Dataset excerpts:
◆ ◆ ◆ ◆ ◆
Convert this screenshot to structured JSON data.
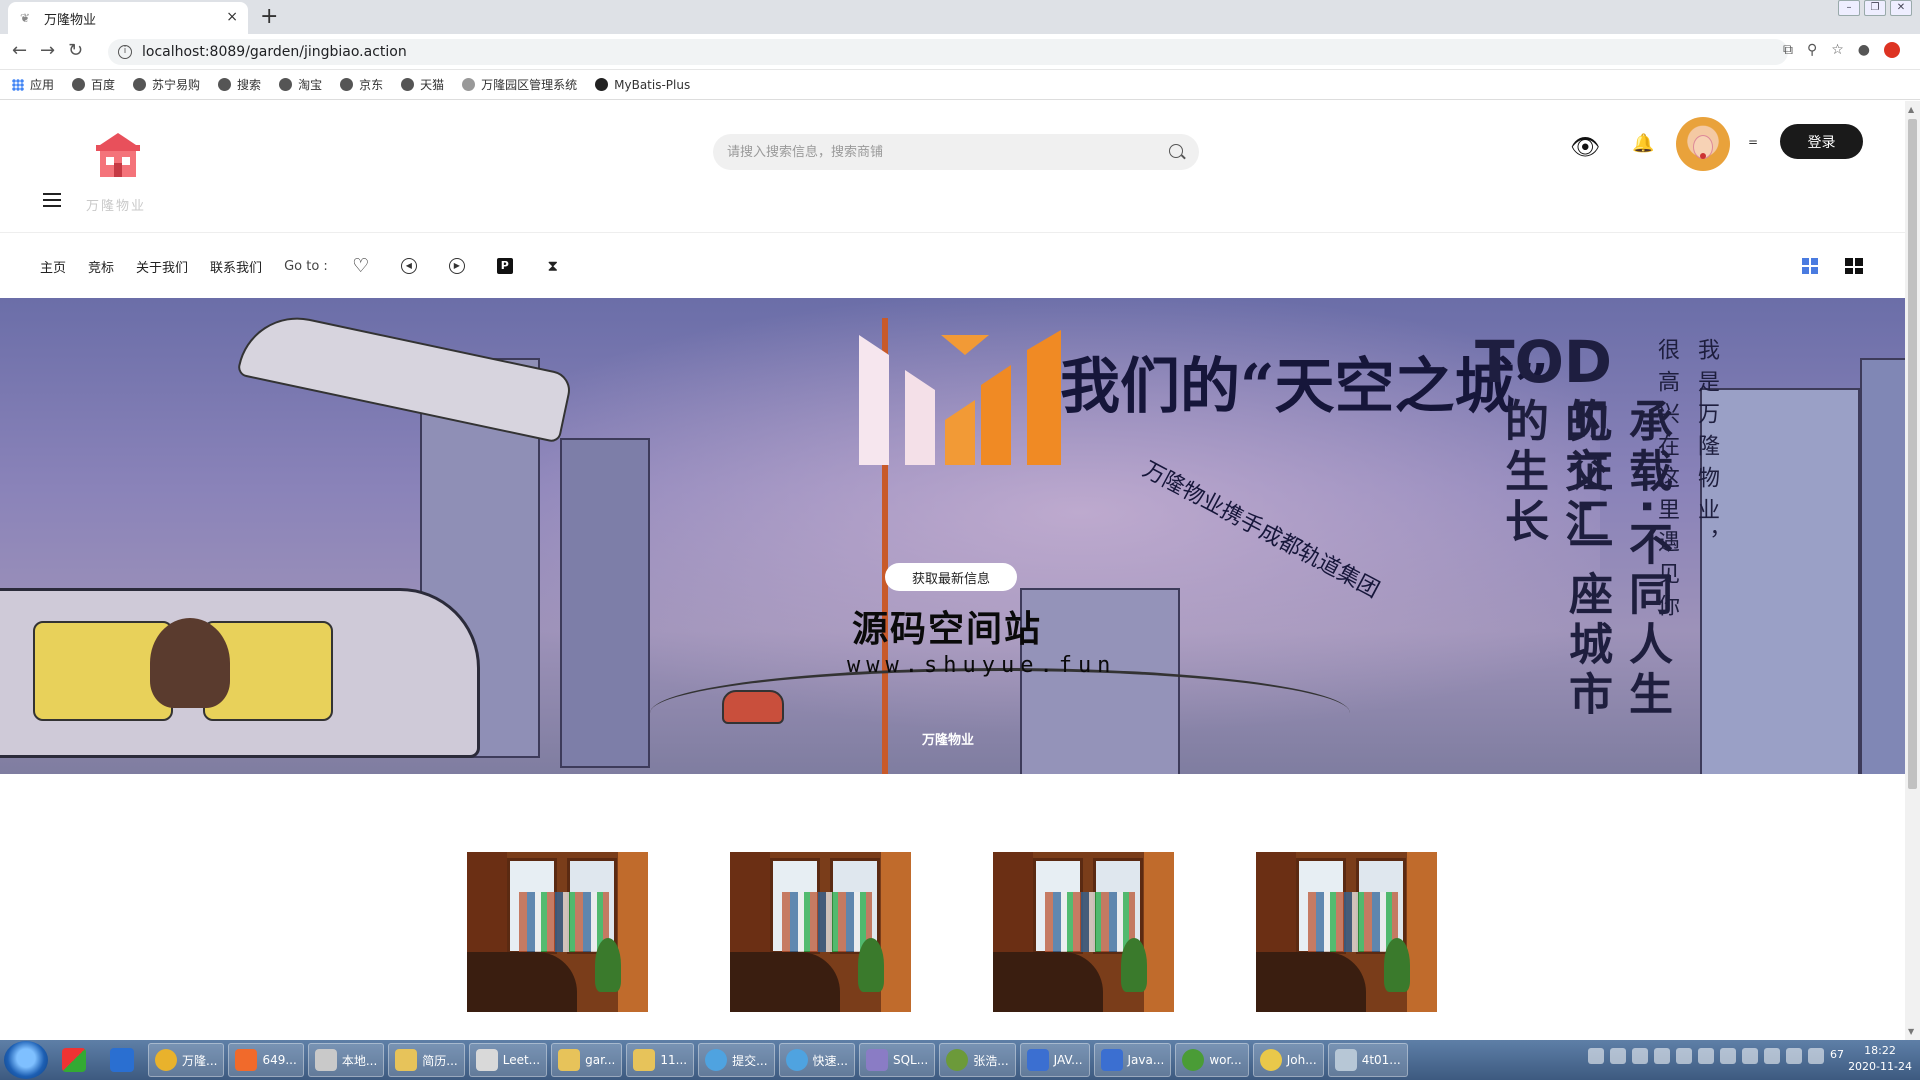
{
  "browser": {
    "tab_title": "万隆物业",
    "tab_close": "×",
    "new_tab": "+",
    "url": "localhost:8089/garden/jingbiao.action",
    "bookmarks": [
      "应用",
      "百度",
      "苏宁易购",
      "搜索",
      "淘宝",
      "京东",
      "天猫",
      "万隆园区管理系统",
      "MyBatis-Plus"
    ]
  },
  "header": {
    "logo_text": "万隆物业",
    "search_placeholder": "请搜入搜索信息，搜索商铺",
    "login_label": "登录",
    "user_menu_glyph": "="
  },
  "nav": {
    "items": [
      "主页",
      "竞标",
      "关于我们",
      "联系我们"
    ],
    "goto_label": "Go to :",
    "goto_icons": [
      "heart-icon",
      "clock-back-icon",
      "play-icon",
      "parking-icon",
      "hourglass-icon"
    ]
  },
  "hero": {
    "slogan_line1": "我们的“天空之城”",
    "subtitle_curve": "万隆物业携手成都轨道集团",
    "tod": "TOD",
    "col_a": "见证·一座城市的生长",
    "col_b": "承载·不同人生的交汇",
    "col_c": "很高兴在这里遇见你",
    "col_d": "我是万隆物业，",
    "cta_label": "获取最新信息",
    "watermark_text": "源码空间站",
    "watermark_url": "www.shuyue.fun",
    "caption": "万隆物业",
    "colors": {
      "sky": "#8a83b9",
      "accent_orange": "#f08a24"
    }
  },
  "gallery": {
    "items": [
      {
        "alt": "shop-photo"
      },
      {
        "alt": "shop-photo"
      },
      {
        "alt": "shop-photo"
      },
      {
        "alt": "shop-photo"
      }
    ]
  },
  "taskbar": {
    "buttons": [
      "万隆...",
      "649...",
      "本地...",
      "简历...",
      "Leet...",
      "gar...",
      "11...",
      "提交...",
      "快速...",
      "SQL...",
      "张浩...",
      "JAV...",
      "Java...",
      "wor...",
      "Joh...",
      "4t01..."
    ],
    "tray_count": "67",
    "time": "18:22",
    "date": "2020-11-24"
  }
}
◆ ◆ ◆ ◆ ◆
# Exercise goal
Quote all of the entries word for word, omitting any pictures.

# Output for this task
Convert this screenshot to structured JSON data.
{
  "browser": {
    "tab_title": "万隆物业",
    "tab_close": "×",
    "new_tab": "+",
    "url": "localhost:8089/garden/jingbiao.action",
    "bookmarks": [
      "应用",
      "百度",
      "苏宁易购",
      "搜索",
      "淘宝",
      "京东",
      "天猫",
      "万隆园区管理系统",
      "MyBatis-Plus"
    ]
  },
  "header": {
    "logo_text": "万隆物业",
    "search_placeholder": "请搜入搜索信息，搜索商铺",
    "login_label": "登录",
    "user_menu_glyph": "="
  },
  "nav": {
    "items": [
      "主页",
      "竞标",
      "关于我们",
      "联系我们"
    ],
    "goto_label": "Go to :",
    "goto_icons": [
      "heart-icon",
      "clock-back-icon",
      "play-icon",
      "parking-icon",
      "hourglass-icon"
    ]
  },
  "hero": {
    "slogan_line1": "我们的“天空之城”",
    "subtitle_curve": "万隆物业携手成都轨道集团",
    "tod": "TOD",
    "col_a": "见证·一座城市的生长",
    "col_b": "承载·不同人生的交汇",
    "col_c": "很高兴在这里遇见你",
    "col_d": "我是万隆物业，",
    "cta_label": "获取最新信息",
    "watermark_text": "源码空间站",
    "watermark_url": "www.shuyue.fun",
    "caption": "万隆物业",
    "colors": {
      "sky": "#8a83b9",
      "accent_orange": "#f08a24"
    }
  },
  "gallery": {
    "items": [
      {
        "alt": "shop-photo"
      },
      {
        "alt": "shop-photo"
      },
      {
        "alt": "shop-photo"
      },
      {
        "alt": "shop-photo"
      }
    ]
  },
  "taskbar": {
    "buttons": [
      "万隆...",
      "649...",
      "本地...",
      "简历...",
      "Leet...",
      "gar...",
      "11...",
      "提交...",
      "快速...",
      "SQL...",
      "张浩...",
      "JAV...",
      "Java...",
      "wor...",
      "Joh...",
      "4t01..."
    ],
    "tray_count": "67",
    "time": "18:22",
    "date": "2020-11-24"
  }
}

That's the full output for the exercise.